---- Records to process

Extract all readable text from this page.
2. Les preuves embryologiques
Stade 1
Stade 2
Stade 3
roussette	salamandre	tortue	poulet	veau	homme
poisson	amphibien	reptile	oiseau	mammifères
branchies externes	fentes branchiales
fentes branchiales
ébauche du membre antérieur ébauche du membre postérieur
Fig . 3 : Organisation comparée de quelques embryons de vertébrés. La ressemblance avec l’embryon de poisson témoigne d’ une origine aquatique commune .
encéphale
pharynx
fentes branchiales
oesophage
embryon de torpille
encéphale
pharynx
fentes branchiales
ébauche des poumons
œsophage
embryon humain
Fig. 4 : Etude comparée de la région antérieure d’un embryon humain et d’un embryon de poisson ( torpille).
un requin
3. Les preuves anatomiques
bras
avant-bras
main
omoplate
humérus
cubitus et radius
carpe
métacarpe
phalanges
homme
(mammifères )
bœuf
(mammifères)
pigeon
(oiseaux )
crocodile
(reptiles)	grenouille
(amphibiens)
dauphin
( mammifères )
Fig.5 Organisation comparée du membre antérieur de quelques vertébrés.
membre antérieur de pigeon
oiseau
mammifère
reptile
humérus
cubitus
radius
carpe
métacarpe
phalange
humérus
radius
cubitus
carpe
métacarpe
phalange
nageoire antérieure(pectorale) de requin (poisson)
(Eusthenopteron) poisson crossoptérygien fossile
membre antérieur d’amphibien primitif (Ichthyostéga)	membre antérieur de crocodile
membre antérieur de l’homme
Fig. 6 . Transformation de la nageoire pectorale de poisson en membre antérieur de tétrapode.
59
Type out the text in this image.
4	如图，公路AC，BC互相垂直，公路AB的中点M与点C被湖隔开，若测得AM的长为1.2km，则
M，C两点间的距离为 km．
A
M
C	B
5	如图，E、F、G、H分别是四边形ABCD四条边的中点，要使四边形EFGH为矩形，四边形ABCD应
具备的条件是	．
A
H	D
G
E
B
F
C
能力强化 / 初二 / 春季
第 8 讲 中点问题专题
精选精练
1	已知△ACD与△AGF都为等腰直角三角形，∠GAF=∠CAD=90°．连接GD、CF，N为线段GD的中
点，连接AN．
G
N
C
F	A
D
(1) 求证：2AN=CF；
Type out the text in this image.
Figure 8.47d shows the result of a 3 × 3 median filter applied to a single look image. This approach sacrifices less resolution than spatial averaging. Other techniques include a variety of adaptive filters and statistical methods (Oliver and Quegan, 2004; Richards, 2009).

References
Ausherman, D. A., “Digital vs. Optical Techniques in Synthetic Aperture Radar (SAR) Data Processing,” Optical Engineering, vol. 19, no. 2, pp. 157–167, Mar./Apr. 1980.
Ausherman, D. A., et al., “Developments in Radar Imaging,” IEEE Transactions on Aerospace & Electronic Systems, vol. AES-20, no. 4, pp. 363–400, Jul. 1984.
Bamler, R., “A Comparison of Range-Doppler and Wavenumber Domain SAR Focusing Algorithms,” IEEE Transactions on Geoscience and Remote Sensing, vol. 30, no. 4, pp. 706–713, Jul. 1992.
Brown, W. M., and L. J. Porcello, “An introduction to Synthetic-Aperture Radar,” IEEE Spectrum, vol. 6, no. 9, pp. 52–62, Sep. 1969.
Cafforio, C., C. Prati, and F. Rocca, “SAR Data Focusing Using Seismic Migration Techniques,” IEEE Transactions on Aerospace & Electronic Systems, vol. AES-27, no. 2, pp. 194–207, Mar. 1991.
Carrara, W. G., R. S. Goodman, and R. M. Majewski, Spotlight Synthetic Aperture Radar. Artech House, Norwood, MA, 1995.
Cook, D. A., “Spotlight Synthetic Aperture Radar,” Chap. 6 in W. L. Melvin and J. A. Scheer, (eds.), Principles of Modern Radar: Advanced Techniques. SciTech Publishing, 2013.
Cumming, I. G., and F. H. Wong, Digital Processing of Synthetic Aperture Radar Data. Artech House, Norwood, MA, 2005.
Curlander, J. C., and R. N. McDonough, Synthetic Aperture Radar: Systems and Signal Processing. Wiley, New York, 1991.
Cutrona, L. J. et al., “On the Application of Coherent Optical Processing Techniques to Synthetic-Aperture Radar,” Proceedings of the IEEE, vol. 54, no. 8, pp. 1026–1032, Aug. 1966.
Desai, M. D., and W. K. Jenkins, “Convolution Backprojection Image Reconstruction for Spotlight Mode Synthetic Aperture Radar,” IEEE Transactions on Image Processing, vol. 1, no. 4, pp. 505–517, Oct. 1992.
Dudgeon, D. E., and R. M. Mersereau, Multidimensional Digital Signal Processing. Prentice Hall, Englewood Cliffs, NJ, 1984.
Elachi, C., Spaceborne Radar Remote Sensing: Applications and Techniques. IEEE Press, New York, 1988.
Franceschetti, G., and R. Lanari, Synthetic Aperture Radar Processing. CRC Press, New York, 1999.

--------

Exercise brief
Using the listing above, pull out all lines that hold the word "Remote".

Response to this exercise
Bamler, R., “A Comparison of Range-Doppler and Wavenumber Domain SAR Focusing Algorithms,” IEEE Transactions on Geoscience and Remote Sensing, vol. 30, no. 4, pp. 706–713, Jul. 1992.
Elachi, C., Spaceborne Radar Remote Sensing: Applications and Techniques. IEEE Press, New York, 1988.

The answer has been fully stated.